§ **Direction**: Read the lines below. Copy out any that hold the string "this".

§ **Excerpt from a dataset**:
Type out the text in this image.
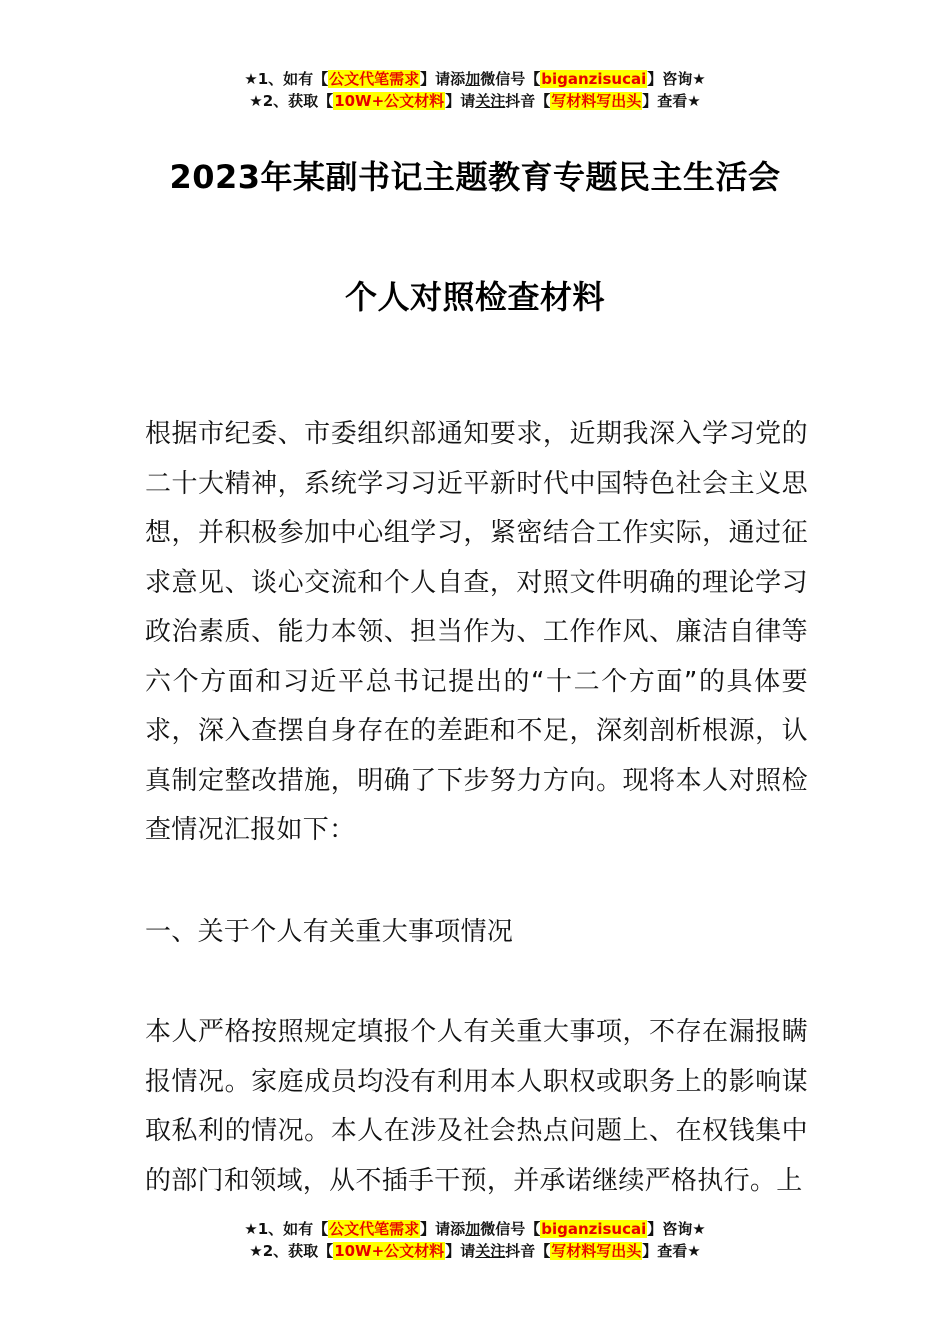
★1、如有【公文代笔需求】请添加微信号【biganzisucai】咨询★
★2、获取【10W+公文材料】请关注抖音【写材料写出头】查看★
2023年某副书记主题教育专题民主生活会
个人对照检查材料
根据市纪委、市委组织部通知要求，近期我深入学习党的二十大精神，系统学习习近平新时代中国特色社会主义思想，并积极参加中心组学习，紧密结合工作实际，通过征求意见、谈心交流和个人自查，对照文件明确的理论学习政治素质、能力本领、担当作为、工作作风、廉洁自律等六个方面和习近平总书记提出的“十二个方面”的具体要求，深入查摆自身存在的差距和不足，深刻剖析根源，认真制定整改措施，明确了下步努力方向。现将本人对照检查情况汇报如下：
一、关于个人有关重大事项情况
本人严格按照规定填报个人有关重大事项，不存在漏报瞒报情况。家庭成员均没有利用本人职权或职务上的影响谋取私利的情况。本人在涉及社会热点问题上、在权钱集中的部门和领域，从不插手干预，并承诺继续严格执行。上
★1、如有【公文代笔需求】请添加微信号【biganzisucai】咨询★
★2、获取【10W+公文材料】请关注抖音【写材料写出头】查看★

...

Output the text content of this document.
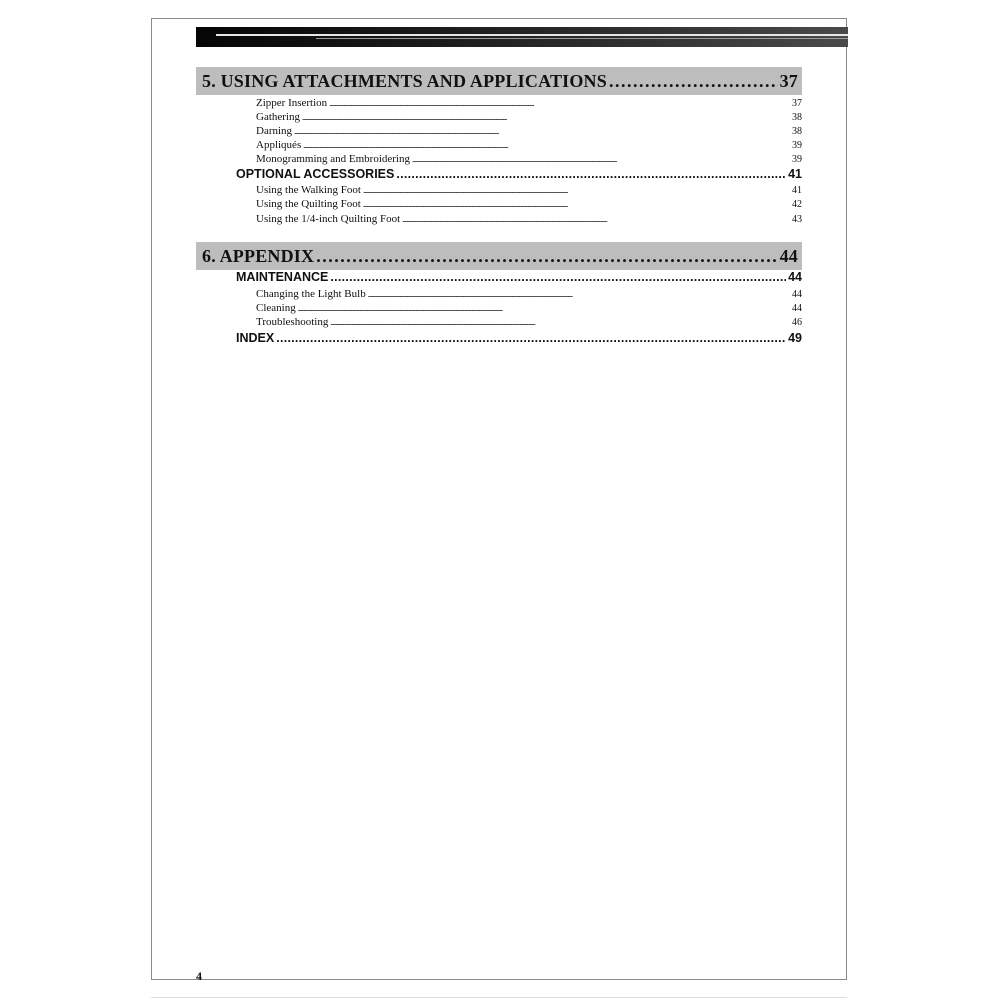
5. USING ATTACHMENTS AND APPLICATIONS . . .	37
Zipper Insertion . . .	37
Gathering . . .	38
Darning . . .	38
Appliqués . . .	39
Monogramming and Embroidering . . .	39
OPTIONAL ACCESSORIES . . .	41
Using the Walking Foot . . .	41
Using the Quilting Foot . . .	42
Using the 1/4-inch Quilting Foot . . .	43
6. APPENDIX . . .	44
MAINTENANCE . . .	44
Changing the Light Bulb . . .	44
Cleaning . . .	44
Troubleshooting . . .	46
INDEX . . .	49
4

* * *

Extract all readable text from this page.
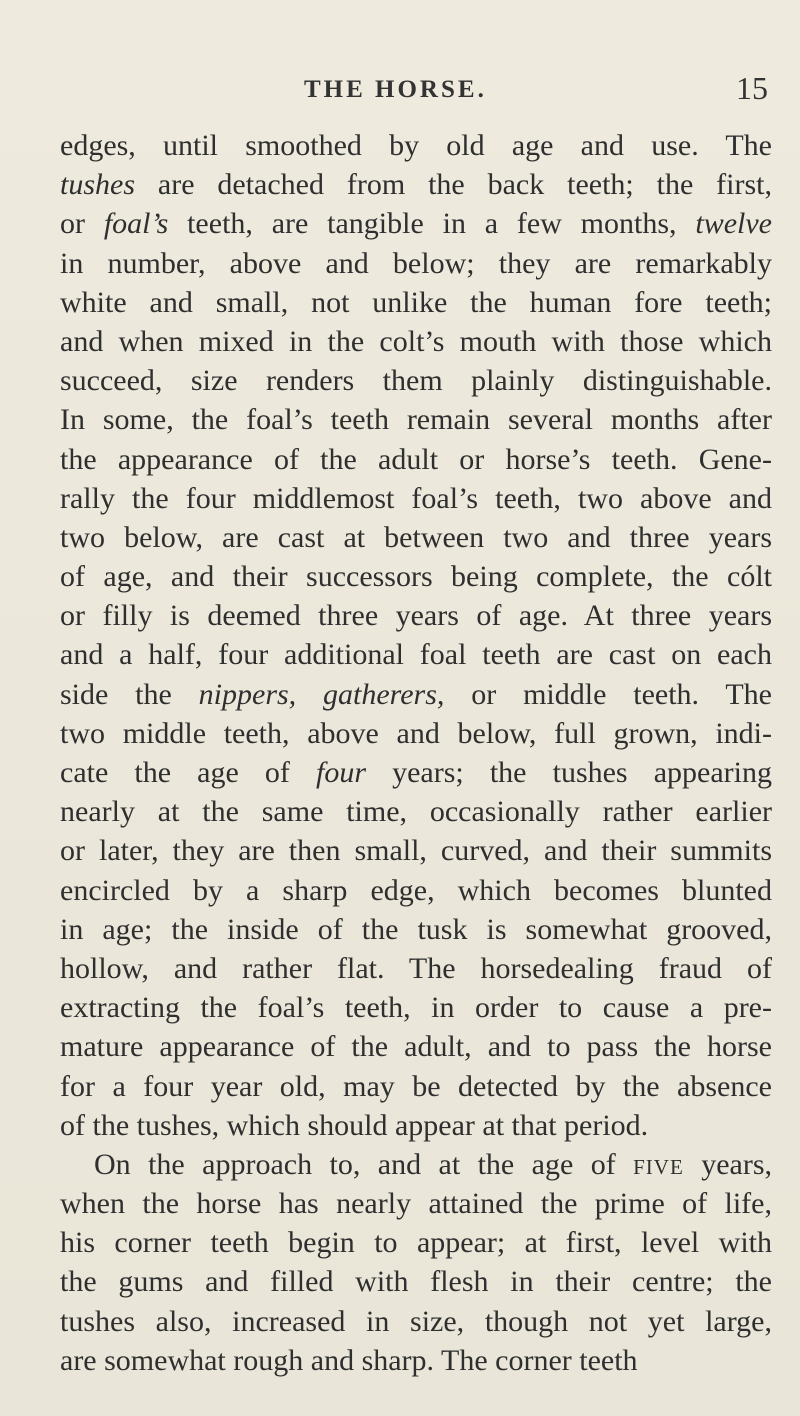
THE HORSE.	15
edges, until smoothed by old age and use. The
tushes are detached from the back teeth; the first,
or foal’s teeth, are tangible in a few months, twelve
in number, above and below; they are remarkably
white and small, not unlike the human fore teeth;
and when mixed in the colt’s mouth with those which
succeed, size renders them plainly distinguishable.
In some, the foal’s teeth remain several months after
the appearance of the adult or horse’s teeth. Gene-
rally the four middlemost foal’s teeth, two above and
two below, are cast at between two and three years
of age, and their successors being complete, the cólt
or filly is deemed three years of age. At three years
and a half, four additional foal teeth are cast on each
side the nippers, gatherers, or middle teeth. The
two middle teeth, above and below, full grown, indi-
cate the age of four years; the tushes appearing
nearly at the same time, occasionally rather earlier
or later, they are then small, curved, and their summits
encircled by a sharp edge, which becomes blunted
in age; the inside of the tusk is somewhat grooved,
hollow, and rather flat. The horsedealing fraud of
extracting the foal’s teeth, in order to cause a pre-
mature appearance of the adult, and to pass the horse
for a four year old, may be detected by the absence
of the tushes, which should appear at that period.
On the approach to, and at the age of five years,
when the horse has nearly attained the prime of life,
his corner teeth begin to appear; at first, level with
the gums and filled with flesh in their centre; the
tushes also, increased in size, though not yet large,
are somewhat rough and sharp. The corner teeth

§ **Final result**:
Type out the text in this image.
Output the text content of this document.
Extract all readable text from this page.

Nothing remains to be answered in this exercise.